**Written instruction:** Render each line of the listing below as a numbered list, leaving out blank lines and the pictures.

★ ★ ★ ★ ★

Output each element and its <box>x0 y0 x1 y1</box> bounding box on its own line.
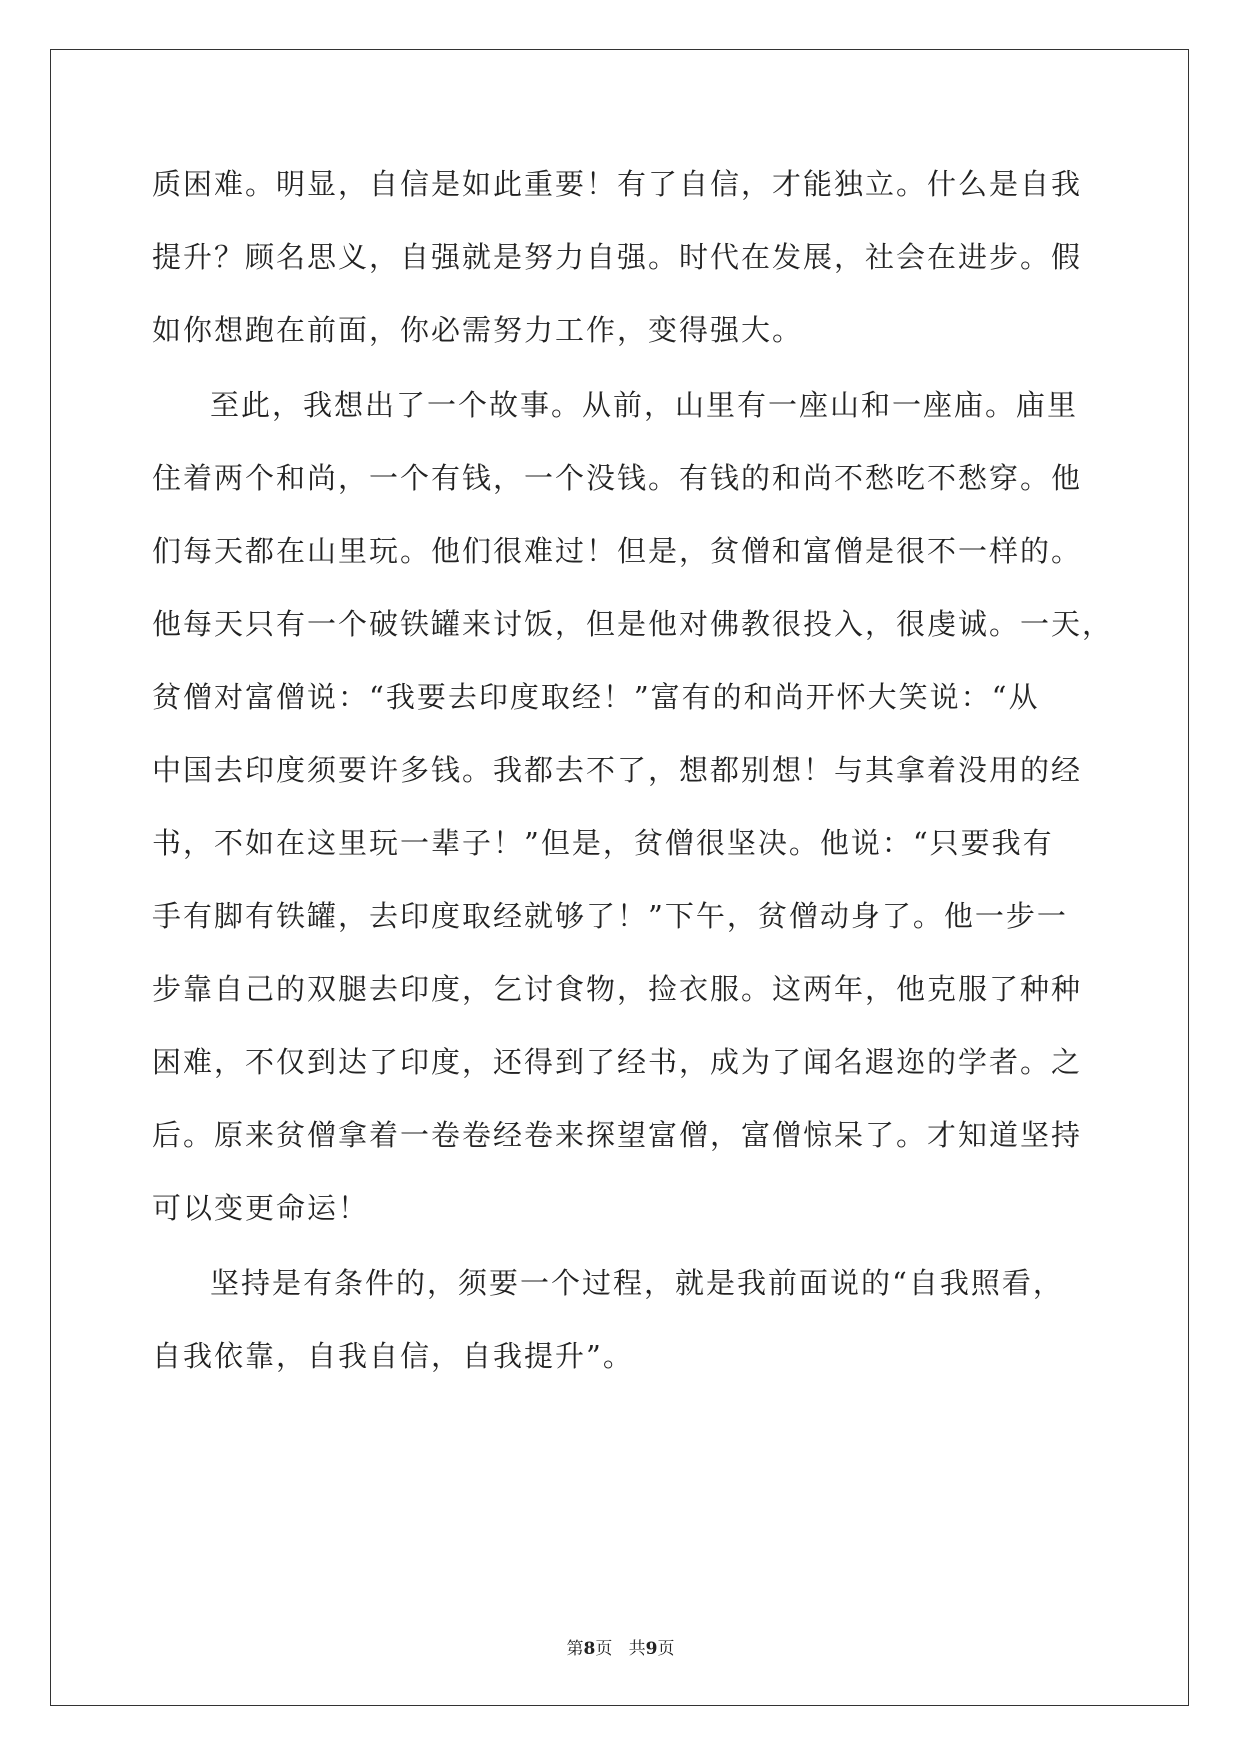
footer-prefix: 第 <box>566 1639 584 1659</box>
total-pages: 9 <box>645 1639 658 1659</box>
text-line: 书，不如在这里玩一辈子！”但是，贫僧很坚决。他说：“只要我有 <box>152 826 1054 860</box>
text-line: 困难，不仅到达了印度，还得到了经书，成为了闻名遐迩的学者。之 <box>152 1045 1083 1079</box>
text-line: 贫僧对富僧说：“我要去印度取经！”富有的和尚开怀大笑说：“从 <box>152 680 1040 714</box>
text-line: 如你想跑在前面，你必需努力工作，变得强大。 <box>152 313 804 347</box>
footer-page-suffix: 页 <box>595 1639 613 1659</box>
paragraph-start-line: 坚持是有条件的，须要一个过程，就是我前面说的“自我照看， <box>210 1266 1064 1300</box>
text-line: 步靠自己的双腿去印度，乞讨食物，捡衣服。这两年，他克服了种种 <box>152 972 1083 1006</box>
page-footer <box>0 1634 1241 1659</box>
text-line: 质困难。明显，自信是如此重要！有了自信，才能独立。什么是自我 <box>152 167 1083 201</box>
text-line: 中国去印度须要许多钱。我都去不了，想都别想！与其拿着没用的经 <box>152 753 1083 787</box>
footer-total-suffix: 页 <box>657 1639 675 1659</box>
text-line: 们每天都在山里玩。他们很难过！但是，贫僧和富僧是很不一样的。 <box>152 534 1083 568</box>
page-border <box>50 49 1189 1706</box>
text-line: 他每天只有一个破铁罐来讨饭，但是他对佛教很投入，很虔诚。一天， <box>152 607 1114 641</box>
text-line: 后。原来贫僧拿着一卷卷经卷来探望富僧，富僧惊呆了。才知道坚持 <box>152 1118 1083 1152</box>
text-line: 手有脚有铁罐，去印度取经就够了！”下午，贫僧动身了。他一步一 <box>152 899 1068 933</box>
page-number: 8 <box>583 1639 596 1659</box>
paragraph-start-line: 至此，我想出了一个故事。从前，山里有一座山和一座庙。庙里 <box>210 388 1079 422</box>
text-line: 自我依靠，自我自信，自我提升”。 <box>152 1339 634 1373</box>
footer-total-prefix: 共 <box>628 1639 646 1659</box>
text-line: 住着两个和尚，一个有钱，一个没钱。有钱的和尚不愁吃不愁穿。他 <box>152 461 1083 495</box>
text-line: 可以变更命运！ <box>152 1191 370 1225</box>
text-line: 提升？顾名思义，自强就是努力自强。时代在发展，社会在进步。假 <box>152 240 1083 274</box>
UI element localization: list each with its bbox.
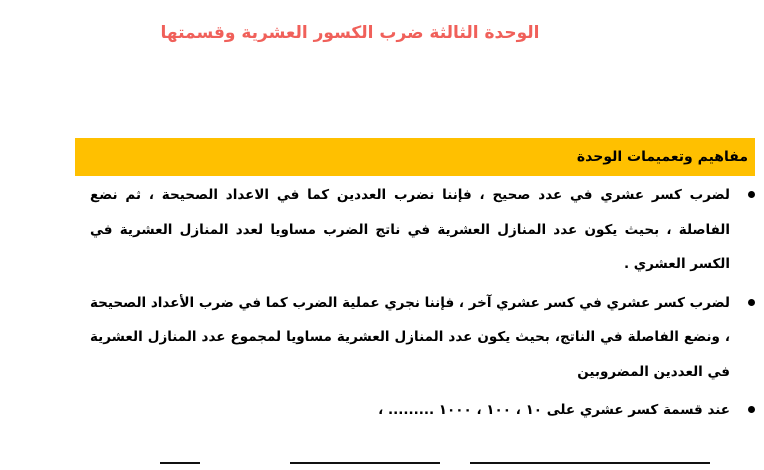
bullet-dot-icon (748, 406, 755, 413)
list-item (90, 393, 730, 428)
unit-title: الوحدة الثالثة ضرب الكسور العشرية وقسمتها (160, 23, 540, 43)
bullet-dot-icon (748, 191, 755, 198)
list-item-text: لضرب كسر عشري في عدد صحيح ، فإننا نضرب العددين كما في الاعداد الصحيحة ، ثم نضع الفاصلة ، بحيث يكون عدد المنازل العشرية في ناتج الضرب مساويا لعدد المنازل العشرية في الكسر العشري . (90, 187, 730, 272)
section-heading: مفاهيم وتعميمات الوحدة (576, 149, 748, 165)
list-item (90, 286, 730, 390)
section-heading-bar (75, 138, 755, 176)
partial-text-line (470, 462, 710, 464)
partial-text-line (290, 462, 440, 464)
list-item-text: عند قسمة كسر عشري على ١٠ ، ١٠٠ ، ١٠٠٠ ......... ، (378, 402, 730, 418)
bullet-dot-icon (748, 299, 755, 306)
concepts-list (90, 178, 730, 432)
list-item-text: لضرب كسر عشري في كسر عشري آخر ، فإننا نجري عملية الضرب كما في ضرب الأعداد الصحيحة ، ونضع الفاصلة في الناتج، بحيث يكون عدد المنازل العشرية مساويا لمجموع عدد المنازل العشرية في العددين المضروبين (90, 294, 730, 380)
list-item (90, 178, 730, 282)
partial-text-line (160, 462, 200, 464)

★ ★ ★ ★ ★

**Result:**
1. Output each element and its <box>x0 y0 x1 y1</box> bounding box on its own line.
2. footer-prefix: 第 <box>566 1639 584 1659</box>
3. total-pages: 9 <box>645 1639 658 1659</box>
4. text-line: 书，不如在这里玩一辈子！”但是，贫僧很坚决。他说：“只要我有 <box>152 826 1054 860</box>
5. text-line: 困难，不仅到达了印度，还得到了经书，成为了闻名遐迩的学者。之 <box>152 1045 1083 1079</box>
6. text-line: 贫僧对富僧说：“我要去印度取经！”富有的和尚开怀大笑说：“从 <box>152 680 1040 714</box>
7. text-line: 如你想跑在前面，你必需努力工作，变得强大。 <box>152 313 804 347</box>
8. footer-page-suffix: 页 <box>595 1639 613 1659</box>
9. paragraph-start-line: 坚持是有条件的，须要一个过程，就是我前面说的“自我照看， <box>210 1266 1064 1300</box>
10. text-line: 步靠自己的双腿去印度，乞讨食物，捡衣服。这两年，他克服了种种 <box>152 972 1083 1006</box>
11. page-footer <box>0 1634 1241 1659</box>
12. text-line: 质困难。明显，自信是如此重要！有了自信，才能独立。什么是自我 <box>152 167 1083 201</box>
13. text-line: 中国去印度须要许多钱。我都去不了，想都别想！与其拿着没用的经 <box>152 753 1083 787</box>
14. footer-total-suffix: 页 <box>657 1639 675 1659</box>
15. text-line: 们每天都在山里玩。他们很难过！但是，贫僧和富僧是很不一样的。 <box>152 534 1083 568</box>
16. page-border <box>50 49 1189 1706</box>
17. text-line: 他每天只有一个破铁罐来讨饭，但是他对佛教很投入，很虔诚。一天， <box>152 607 1114 641</box>
18. text-line: 后。原来贫僧拿着一卷卷经卷来探望富僧，富僧惊呆了。才知道坚持 <box>152 1118 1083 1152</box>
19. text-line: 手有脚有铁罐，去印度取经就够了！”下午，贫僧动身了。他一步一 <box>152 899 1068 933</box>
20. page-number: 8 <box>583 1639 596 1659</box>
21. paragraph-start-line: 至此，我想出了一个故事。从前，山里有一座山和一座庙。庙里 <box>210 388 1079 422</box>
22. text-line: 自我依靠，自我自信，自我提升”。 <box>152 1339 634 1373</box>
23. footer-total-prefix: 共 <box>628 1639 646 1659</box>
24. text-line: 住着两个和尚，一个有钱，一个没钱。有钱的和尚不愁吃不愁穿。他 <box>152 461 1083 495</box>
25. text-line: 可以变更命运！ <box>152 1191 370 1225</box>
26. text-line: 提升？顾名思义，自强就是努力自强。时代在发展，社会在进步。假 <box>152 240 1083 274</box>
27. UI element localization: list each with its bbox.
28. bullet-dot-icon (748, 406, 755, 413)
29. list-item (90, 393, 730, 428)
30. unit-title: الوحدة الثالثة ضرب الكسور العشرية وقسمتها (160, 23, 540, 43)
31. bullet-dot-icon (748, 191, 755, 198)
32. list-item-text: لضرب كسر عشري في عدد صحيح ، فإننا نضرب العددين كما في الاعداد الصحيحة ، ثم نضع الفاصلة ، بحيث يكون عدد المنازل العشرية في ناتج الضرب مساويا لعدد المنازل العشرية في الكسر العشري . (90, 187, 730, 272)
33. section-heading: مفاهيم وتعميمات الوحدة (576, 149, 748, 165)
34. list-item (90, 286, 730, 390)
35. section-heading-bar (75, 138, 755, 176)
36. partial-text-line (470, 462, 710, 464)
37. partial-text-line (290, 462, 440, 464)
38. list-item-text: عند قسمة كسر عشري على ١٠ ، ١٠٠ ، ١٠٠٠ ......... ، (378, 402, 730, 418)
39. bullet-dot-icon (748, 299, 755, 306)
40. concepts-list (90, 178, 730, 432)
41. list-item-text: لضرب كسر عشري في كسر عشري آخر ، فإننا نجري عملية الضرب كما في ضرب الأعداد الصحيحة ، ونضع الفاصلة في الناتج، بحيث يكون عدد المنازل العشرية مساويا لمجموع عدد المنازل العشرية في العددين المضروبين (90, 294, 730, 380)
42. list-item (90, 178, 730, 282)
43. partial-text-line (160, 462, 200, 464)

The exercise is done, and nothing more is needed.